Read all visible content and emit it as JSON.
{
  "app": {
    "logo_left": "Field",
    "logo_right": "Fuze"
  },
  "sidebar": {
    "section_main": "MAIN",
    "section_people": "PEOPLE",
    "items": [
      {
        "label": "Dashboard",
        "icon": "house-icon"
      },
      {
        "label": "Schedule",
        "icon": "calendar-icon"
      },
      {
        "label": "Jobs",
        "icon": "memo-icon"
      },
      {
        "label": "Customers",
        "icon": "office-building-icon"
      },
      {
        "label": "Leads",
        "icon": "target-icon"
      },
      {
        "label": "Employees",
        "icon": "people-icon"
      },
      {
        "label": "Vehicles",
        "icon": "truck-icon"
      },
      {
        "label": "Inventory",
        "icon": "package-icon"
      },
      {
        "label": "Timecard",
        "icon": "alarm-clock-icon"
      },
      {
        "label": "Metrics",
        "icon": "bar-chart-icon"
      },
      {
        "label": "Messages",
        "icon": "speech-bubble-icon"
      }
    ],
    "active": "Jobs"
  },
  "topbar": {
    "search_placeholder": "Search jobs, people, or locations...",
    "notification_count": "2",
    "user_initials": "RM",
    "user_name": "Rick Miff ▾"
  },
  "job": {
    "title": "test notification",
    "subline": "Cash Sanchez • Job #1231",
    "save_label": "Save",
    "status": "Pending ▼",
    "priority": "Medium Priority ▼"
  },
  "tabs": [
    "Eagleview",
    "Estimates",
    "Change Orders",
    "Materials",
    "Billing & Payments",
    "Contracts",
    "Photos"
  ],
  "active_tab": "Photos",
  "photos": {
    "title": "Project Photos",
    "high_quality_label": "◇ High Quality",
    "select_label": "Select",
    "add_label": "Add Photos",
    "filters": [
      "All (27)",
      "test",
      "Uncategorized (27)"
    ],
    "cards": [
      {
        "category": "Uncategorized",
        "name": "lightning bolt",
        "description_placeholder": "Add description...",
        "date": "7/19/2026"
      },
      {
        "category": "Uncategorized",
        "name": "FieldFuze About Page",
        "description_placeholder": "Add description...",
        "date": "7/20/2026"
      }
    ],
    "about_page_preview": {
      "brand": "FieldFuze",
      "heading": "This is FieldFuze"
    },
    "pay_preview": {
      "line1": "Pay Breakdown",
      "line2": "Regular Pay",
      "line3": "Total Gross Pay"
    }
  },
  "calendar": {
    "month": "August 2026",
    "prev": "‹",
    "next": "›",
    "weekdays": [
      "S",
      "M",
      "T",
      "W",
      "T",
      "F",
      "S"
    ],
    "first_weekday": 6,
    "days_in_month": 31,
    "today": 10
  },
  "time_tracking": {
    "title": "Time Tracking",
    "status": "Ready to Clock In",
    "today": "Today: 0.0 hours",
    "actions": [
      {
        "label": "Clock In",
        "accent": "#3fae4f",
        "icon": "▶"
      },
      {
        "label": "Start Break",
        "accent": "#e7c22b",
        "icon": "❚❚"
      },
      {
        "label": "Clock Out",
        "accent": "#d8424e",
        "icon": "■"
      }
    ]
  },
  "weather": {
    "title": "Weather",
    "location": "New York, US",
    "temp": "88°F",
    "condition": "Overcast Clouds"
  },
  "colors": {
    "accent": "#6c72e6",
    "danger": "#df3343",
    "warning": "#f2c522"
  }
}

--------

▶ _STATED PROBLEM_
Quote the material exactly, leaving nothing out.

▶ _TASK OUTPUT_
Read all visible content and emit it as JSON.
{
  "app": {
    "logo_left": "Field",
    "logo_right": "Fuze"
  },
  "sidebar": {
    "section_main": "MAIN",
    "section_people": "PEOPLE",
    "items": [
      {
        "label": "Dashboard",
        "icon": "house-icon"
      },
      {
        "label": "Schedule",
        "icon": "calendar-icon"
      },
      {
        "label": "Jobs",
        "icon": "memo-icon"
      },
      {
        "label": "Customers",
        "icon": "office-building-icon"
      },
      {
        "label": "Leads",
        "icon": "target-icon"
      },
      {
        "label": "Employees",
        "icon": "people-icon"
      },
      {
        "label": "Vehicles",
        "icon": "truck-icon"
      },
      {
        "label": "Inventory",
        "icon": "package-icon"
      },
      {
        "label": "Timecard",
        "icon": "alarm-clock-icon"
      },
      {
        "label": "Metrics",
        "icon": "bar-chart-icon"
      },
      {
        "label": "Messages",
        "icon": "speech-bubble-icon"
      }
    ],
    "active": "Jobs"
  },
  "topbar": {
    "search_placeholder": "Search jobs, people, or locations...",
    "notification_count": "2",
    "user_initials": "RM",
    "user_name": "Rick Miff ▾"
  },
  "job": {
    "title": "test notification",
    "subline": "Cash Sanchez • Job #1231",
    "save_label": "Save",
    "status": "Pending ▼",
    "priority": "Medium Priority ▼"
  },
  "tabs": [
    "Eagleview",
    "Estimates",
    "Change Orders",
    "Materials",
    "Billing & Payments",
    "Contracts",
    "Photos"
  ],
  "active_tab": "Photos",
  "photos": {
    "title": "Project Photos",
    "high_quality_label": "◇ High Quality",
    "select_label": "Select",
    "add_label": "Add Photos",
    "filters": [
      "All (27)",
      "test",
      "Uncategorized (27)"
    ],
    "cards": [
      {
        "category": "Uncategorized",
        "name": "lightning bolt",
        "description_placeholder": "Add description...",
        "date": "7/19/2026"
      },
      {
        "category": "Uncategorized",
        "name": "FieldFuze About Page",
        "description_placeholder": "Add description...",
        "date": "7/20/2026"
      }
    ],
    "about_page_preview": {
      "brand": "FieldFuze",
      "heading": "This is FieldFuze"
    },
    "pay_preview": {
      "line1": "Pay Breakdown",
      "line2": "Regular Pay",
      "line3": "Total Gross Pay"
    }
  },
  "calendar": {
    "month": "August 2026",
    "prev": "‹",
    "next": "›",
    "weekdays": [
      "S",
      "M",
      "T",
      "W",
      "T",
      "F",
      "S"
    ],
    "first_weekday": 6,
    "days_in_month": 31,
    "today": 10
  },
  "time_tracking": {
    "title": "Time Tracking",
    "status": "Ready to Clock In",
    "today": "Today: 0.0 hours",
    "actions": [
      {
        "label": "Clock In",
        "accent": "#3fae4f",
        "icon": "▶"
      },
      {
        "label": "Start Break",
        "accent": "#e7c22b",
        "icon": "❚❚"
      },
      {
        "label": "Clock Out",
        "accent": "#d8424e",
        "icon": "■"
      }
    ]
  },
  "weather": {
    "title": "Weather",
    "location": "New York, US",
    "temp": "88°F",
    "condition": "Overcast Clouds"
  },
  "colors": {
    "accent": "#6c72e6",
    "danger": "#df3343",
    "warning": "#f2c522"
  }
}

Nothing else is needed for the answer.